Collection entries
□ □ □ □

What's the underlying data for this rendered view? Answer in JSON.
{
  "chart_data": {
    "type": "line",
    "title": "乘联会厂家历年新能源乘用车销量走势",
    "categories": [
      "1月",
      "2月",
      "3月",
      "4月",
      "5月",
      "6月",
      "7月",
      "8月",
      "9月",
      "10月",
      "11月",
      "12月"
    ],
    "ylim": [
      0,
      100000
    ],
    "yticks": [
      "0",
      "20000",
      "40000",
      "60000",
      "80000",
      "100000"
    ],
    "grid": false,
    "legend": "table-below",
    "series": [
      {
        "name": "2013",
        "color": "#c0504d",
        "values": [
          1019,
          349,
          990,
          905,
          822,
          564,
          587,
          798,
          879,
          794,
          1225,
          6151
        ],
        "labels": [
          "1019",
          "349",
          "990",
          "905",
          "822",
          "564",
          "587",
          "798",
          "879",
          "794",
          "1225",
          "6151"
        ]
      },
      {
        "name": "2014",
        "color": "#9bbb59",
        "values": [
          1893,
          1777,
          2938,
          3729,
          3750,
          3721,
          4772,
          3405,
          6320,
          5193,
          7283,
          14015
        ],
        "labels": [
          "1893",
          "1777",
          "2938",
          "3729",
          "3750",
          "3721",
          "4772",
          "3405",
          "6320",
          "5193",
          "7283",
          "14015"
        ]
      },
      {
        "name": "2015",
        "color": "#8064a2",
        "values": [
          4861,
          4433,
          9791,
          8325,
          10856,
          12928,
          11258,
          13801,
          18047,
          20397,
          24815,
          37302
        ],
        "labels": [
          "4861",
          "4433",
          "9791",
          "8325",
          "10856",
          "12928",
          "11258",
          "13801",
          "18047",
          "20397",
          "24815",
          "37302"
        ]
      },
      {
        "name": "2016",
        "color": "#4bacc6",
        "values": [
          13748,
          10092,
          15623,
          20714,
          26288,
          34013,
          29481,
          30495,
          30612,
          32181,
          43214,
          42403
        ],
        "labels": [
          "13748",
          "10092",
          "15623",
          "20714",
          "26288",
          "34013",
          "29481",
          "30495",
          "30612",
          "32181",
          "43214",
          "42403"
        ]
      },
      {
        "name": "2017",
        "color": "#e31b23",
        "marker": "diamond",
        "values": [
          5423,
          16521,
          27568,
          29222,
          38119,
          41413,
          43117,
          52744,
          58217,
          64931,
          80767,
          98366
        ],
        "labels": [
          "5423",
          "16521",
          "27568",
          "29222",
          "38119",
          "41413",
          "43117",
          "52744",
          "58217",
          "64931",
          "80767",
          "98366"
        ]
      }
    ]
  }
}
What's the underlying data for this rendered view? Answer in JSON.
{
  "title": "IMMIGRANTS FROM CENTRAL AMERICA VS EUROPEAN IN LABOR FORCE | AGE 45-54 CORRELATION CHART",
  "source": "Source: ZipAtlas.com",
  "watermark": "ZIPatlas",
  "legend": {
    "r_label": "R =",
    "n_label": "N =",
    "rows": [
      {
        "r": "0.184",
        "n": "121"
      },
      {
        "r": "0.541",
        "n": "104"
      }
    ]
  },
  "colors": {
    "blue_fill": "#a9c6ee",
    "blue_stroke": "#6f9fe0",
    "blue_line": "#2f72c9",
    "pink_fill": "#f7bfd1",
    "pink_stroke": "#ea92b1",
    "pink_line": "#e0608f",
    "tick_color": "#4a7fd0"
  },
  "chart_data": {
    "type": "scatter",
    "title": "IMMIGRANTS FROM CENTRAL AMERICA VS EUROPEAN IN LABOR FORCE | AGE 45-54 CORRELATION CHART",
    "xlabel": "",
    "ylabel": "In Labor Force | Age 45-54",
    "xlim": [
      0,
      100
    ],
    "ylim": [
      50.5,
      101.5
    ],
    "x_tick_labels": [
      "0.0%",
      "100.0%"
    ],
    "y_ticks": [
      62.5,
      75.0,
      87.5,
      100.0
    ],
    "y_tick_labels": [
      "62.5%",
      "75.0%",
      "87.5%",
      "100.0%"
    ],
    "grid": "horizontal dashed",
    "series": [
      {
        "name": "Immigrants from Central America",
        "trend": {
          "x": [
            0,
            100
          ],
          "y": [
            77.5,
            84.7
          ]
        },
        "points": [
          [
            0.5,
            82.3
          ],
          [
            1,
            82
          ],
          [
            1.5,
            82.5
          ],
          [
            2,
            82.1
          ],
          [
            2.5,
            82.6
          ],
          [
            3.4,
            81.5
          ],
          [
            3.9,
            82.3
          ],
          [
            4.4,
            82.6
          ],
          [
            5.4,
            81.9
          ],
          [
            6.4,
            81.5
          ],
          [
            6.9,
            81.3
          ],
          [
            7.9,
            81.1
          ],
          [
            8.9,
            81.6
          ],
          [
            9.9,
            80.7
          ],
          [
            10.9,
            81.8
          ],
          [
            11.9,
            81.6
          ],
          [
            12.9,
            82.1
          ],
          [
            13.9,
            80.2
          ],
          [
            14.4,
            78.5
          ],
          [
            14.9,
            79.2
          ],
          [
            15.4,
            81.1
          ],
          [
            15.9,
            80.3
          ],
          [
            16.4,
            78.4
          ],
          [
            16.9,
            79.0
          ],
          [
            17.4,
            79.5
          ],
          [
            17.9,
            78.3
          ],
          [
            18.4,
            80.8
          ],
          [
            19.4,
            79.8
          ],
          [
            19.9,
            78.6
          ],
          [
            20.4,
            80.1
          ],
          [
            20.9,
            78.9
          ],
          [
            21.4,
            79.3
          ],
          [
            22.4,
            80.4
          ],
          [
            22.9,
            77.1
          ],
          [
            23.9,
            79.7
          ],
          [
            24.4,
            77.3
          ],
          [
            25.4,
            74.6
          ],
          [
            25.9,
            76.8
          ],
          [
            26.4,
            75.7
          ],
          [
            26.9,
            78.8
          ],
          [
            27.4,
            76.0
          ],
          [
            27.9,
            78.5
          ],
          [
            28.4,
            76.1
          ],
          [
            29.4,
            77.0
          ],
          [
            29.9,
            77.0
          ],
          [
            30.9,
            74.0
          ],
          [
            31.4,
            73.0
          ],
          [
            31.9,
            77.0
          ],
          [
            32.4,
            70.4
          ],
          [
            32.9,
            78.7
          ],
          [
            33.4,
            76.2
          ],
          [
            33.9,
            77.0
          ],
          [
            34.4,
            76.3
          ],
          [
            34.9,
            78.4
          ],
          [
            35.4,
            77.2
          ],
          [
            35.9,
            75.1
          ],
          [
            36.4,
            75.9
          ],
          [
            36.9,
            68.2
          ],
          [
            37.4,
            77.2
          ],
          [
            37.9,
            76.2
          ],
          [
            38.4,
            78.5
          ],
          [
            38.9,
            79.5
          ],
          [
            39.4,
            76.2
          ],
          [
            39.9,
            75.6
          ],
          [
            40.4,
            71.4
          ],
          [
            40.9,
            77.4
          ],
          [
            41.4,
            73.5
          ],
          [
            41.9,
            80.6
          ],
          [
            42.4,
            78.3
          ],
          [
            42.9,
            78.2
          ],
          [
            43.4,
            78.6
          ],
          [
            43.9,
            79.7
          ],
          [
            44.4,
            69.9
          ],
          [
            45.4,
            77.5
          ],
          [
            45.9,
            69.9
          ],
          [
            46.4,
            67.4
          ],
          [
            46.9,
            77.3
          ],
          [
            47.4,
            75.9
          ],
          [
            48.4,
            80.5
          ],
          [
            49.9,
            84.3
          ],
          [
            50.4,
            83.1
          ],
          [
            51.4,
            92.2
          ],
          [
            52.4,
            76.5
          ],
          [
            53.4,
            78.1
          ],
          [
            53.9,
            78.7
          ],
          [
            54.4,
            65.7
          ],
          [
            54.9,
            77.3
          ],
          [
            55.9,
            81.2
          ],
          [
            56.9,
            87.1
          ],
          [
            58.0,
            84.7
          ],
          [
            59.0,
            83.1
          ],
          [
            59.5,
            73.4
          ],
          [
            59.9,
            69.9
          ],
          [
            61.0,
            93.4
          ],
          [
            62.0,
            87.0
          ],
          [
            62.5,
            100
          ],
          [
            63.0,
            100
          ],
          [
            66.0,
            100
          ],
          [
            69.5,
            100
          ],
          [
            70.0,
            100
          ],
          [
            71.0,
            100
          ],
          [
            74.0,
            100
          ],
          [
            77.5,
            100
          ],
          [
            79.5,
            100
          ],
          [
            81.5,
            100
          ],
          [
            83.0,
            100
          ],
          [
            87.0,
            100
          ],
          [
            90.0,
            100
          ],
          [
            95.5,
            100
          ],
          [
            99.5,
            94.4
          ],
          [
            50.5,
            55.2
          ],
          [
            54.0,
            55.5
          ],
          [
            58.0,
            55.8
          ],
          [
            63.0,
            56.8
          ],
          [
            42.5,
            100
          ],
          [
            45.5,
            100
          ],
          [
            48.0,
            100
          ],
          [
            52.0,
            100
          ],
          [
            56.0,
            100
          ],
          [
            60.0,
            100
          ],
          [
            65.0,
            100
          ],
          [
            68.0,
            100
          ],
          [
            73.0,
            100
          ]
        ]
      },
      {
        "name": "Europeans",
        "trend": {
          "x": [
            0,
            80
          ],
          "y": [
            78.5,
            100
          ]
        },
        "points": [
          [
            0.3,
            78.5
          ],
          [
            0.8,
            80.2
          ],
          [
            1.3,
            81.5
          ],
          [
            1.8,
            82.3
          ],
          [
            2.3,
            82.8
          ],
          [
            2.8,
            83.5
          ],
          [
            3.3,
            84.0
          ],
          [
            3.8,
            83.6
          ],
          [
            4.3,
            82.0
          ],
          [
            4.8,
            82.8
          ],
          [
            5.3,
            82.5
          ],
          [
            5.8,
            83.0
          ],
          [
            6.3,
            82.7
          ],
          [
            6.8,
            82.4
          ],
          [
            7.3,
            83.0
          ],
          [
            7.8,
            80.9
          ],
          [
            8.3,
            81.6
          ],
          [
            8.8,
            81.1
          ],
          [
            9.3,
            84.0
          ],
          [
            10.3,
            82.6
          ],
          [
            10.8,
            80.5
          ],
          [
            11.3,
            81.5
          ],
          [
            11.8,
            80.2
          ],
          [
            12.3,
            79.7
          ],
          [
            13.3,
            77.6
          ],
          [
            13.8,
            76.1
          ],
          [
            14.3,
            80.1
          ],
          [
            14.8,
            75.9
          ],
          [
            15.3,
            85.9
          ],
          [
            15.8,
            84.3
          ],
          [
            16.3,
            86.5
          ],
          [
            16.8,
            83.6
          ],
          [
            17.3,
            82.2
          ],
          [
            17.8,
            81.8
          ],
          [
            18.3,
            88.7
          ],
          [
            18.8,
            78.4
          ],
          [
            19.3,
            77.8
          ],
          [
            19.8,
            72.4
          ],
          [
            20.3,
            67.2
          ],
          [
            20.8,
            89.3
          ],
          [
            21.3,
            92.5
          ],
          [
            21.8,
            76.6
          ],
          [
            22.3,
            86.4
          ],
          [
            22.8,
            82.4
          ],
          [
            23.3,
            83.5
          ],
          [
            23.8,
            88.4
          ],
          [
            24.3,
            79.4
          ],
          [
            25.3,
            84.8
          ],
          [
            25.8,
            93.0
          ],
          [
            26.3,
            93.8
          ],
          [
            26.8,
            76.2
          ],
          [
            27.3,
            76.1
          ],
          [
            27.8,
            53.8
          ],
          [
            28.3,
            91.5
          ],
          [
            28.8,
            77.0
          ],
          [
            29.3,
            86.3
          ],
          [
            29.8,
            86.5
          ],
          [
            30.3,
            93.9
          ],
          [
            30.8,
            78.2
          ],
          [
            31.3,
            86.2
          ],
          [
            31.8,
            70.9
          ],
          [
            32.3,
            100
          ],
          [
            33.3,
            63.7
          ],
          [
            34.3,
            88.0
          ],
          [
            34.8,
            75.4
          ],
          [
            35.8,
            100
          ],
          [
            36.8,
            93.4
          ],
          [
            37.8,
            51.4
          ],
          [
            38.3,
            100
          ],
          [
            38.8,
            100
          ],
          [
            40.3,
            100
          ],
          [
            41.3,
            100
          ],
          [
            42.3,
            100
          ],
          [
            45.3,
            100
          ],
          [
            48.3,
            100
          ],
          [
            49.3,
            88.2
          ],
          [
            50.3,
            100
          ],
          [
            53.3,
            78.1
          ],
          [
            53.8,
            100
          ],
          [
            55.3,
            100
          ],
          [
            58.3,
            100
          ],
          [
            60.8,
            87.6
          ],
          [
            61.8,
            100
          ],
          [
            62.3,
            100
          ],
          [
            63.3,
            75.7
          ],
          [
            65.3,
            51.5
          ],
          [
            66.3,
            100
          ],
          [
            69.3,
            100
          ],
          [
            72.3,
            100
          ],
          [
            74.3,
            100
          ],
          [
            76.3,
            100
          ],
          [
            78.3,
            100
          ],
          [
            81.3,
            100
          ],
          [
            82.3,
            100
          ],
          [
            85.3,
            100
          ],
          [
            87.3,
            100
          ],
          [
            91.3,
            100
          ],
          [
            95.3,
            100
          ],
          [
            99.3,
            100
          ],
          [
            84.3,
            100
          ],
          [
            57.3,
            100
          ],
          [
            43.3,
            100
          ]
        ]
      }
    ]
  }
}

□ □ □ □

> **AIM OF THE TASK**: Collect each line above holding the string "title".

> **RESPONSE TO THE TASK**:
    "title": "乘联会厂家历年新能源乘用车销量走势",
  "title": "IMMIGRANTS FROM CENTRAL AMERICA VS EUROPEAN IN LABOR FORCE | AGE 45-54 CORRELATION CHART",
    "title": "IMMIGRANTS FROM CENTRAL AMERICA VS EUROPEAN IN LABOR FORCE | AGE 45-54 CORRELATION CHART",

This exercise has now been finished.